Short problem. Collect every line that includes the string "color".

--- start of Data for this task ---

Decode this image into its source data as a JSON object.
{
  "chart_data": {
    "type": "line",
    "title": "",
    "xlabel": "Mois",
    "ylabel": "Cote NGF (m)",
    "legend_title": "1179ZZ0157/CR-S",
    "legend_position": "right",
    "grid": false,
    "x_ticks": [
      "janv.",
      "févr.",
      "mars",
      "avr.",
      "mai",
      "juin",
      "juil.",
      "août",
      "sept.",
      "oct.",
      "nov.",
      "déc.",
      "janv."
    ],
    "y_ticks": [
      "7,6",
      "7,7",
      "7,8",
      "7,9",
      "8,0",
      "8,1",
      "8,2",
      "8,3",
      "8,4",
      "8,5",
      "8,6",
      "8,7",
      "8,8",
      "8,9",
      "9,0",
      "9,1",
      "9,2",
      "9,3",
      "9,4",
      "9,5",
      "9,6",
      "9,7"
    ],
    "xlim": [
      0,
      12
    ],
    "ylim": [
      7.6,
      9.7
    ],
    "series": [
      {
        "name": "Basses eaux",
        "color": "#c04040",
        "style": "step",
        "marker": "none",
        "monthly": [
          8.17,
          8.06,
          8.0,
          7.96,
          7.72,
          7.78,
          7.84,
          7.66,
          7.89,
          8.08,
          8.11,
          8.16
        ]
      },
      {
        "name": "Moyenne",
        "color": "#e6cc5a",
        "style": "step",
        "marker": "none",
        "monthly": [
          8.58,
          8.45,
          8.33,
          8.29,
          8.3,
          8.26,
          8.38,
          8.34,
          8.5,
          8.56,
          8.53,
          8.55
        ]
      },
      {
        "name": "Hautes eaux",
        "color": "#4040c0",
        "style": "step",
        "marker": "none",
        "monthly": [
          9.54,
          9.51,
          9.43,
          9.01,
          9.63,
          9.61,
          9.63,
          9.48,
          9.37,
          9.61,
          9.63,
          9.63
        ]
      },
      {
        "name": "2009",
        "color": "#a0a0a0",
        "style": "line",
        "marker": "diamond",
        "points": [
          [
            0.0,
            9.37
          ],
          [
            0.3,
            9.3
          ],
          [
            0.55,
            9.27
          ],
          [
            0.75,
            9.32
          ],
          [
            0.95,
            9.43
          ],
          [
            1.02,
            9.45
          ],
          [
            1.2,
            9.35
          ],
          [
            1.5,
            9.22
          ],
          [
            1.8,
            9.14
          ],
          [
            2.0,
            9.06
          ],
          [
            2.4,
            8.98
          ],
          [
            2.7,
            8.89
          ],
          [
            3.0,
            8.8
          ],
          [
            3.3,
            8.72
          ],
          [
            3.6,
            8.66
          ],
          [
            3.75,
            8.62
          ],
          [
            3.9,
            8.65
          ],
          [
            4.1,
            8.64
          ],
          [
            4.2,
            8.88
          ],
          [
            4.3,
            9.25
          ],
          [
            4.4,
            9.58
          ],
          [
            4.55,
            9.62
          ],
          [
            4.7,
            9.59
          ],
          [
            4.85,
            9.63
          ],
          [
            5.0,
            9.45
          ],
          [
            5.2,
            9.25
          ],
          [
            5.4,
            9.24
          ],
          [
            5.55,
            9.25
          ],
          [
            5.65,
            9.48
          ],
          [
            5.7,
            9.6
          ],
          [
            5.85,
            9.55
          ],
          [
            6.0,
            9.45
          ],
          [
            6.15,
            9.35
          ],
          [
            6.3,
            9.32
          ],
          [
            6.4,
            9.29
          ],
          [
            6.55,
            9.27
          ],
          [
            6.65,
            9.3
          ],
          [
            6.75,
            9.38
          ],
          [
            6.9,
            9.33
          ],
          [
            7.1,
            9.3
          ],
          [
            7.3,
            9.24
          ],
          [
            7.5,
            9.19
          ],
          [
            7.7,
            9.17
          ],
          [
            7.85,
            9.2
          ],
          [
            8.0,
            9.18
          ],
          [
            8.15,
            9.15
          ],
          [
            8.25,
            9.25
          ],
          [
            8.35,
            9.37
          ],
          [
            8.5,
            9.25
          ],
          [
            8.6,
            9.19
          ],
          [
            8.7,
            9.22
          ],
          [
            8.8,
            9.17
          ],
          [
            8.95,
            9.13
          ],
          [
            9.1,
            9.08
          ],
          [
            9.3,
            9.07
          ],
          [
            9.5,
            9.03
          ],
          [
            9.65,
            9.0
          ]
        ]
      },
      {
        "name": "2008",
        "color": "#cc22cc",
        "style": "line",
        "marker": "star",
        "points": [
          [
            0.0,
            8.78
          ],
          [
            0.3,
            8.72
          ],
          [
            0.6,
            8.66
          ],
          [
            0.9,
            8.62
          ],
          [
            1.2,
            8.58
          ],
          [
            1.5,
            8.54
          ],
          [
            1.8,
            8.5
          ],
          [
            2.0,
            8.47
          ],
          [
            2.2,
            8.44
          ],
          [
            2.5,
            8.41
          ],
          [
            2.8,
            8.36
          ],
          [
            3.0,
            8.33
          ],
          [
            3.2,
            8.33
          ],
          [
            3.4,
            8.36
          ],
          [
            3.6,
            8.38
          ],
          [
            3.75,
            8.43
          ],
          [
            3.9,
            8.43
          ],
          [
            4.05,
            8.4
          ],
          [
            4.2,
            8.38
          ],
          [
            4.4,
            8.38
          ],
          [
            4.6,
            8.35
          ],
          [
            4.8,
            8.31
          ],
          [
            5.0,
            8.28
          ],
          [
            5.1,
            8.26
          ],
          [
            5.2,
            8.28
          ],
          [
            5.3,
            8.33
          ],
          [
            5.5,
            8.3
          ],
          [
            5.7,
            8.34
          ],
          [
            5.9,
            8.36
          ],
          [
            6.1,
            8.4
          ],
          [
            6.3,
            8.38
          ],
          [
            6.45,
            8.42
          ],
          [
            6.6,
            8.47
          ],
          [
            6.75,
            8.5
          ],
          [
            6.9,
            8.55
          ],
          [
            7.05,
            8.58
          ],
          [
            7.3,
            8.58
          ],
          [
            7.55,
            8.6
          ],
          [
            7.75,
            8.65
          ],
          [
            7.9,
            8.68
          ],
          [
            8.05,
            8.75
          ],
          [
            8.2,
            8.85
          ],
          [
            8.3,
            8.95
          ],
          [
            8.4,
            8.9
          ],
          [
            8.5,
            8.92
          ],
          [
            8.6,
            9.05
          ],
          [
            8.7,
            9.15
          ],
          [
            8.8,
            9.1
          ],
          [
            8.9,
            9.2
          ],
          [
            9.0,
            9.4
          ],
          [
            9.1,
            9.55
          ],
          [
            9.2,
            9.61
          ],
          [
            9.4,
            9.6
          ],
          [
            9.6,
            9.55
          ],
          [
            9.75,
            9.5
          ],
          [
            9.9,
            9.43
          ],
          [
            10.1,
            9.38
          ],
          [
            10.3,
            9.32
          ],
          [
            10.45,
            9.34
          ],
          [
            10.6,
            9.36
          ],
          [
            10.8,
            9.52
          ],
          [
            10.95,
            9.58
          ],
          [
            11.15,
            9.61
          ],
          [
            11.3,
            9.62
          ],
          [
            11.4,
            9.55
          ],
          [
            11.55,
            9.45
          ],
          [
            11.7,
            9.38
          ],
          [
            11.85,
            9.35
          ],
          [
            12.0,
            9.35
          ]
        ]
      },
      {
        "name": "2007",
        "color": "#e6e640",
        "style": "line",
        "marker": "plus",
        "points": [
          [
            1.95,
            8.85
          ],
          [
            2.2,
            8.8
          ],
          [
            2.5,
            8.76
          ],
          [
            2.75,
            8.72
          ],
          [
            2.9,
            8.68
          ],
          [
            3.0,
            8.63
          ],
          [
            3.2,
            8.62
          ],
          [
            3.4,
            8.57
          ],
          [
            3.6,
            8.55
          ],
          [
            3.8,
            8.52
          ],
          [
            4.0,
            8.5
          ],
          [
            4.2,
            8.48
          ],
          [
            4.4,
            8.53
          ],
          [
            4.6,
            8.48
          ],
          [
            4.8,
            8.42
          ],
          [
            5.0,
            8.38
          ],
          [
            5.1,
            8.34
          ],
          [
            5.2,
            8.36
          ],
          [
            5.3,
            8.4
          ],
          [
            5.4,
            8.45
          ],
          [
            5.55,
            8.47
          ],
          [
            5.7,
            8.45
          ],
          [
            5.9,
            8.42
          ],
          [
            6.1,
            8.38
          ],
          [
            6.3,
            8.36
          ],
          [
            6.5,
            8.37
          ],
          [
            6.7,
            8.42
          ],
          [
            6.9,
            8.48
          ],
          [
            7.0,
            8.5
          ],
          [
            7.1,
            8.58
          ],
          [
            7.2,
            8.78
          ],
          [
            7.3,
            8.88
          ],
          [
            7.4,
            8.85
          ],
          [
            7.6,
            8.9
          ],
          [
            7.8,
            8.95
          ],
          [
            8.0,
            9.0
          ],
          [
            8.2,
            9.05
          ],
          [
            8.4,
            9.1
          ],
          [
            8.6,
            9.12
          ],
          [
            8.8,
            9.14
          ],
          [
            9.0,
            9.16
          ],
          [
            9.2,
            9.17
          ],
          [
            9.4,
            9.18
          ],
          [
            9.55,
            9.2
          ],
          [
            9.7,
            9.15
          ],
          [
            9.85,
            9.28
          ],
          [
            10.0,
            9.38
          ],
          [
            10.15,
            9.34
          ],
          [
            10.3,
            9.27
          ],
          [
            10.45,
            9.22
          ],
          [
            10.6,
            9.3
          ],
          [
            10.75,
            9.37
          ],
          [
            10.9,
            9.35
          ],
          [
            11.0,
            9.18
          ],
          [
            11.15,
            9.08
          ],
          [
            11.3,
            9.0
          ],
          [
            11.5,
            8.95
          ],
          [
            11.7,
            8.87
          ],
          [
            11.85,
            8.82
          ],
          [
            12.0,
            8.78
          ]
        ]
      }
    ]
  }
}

--- end of Data for this task ---

Result.
        "color": "#c04040",
        "color": "#e6cc5a",
        "color": "#4040c0",
        "color": "#a0a0a0",
        "color": "#cc22cc",
        "color": "#e6e640",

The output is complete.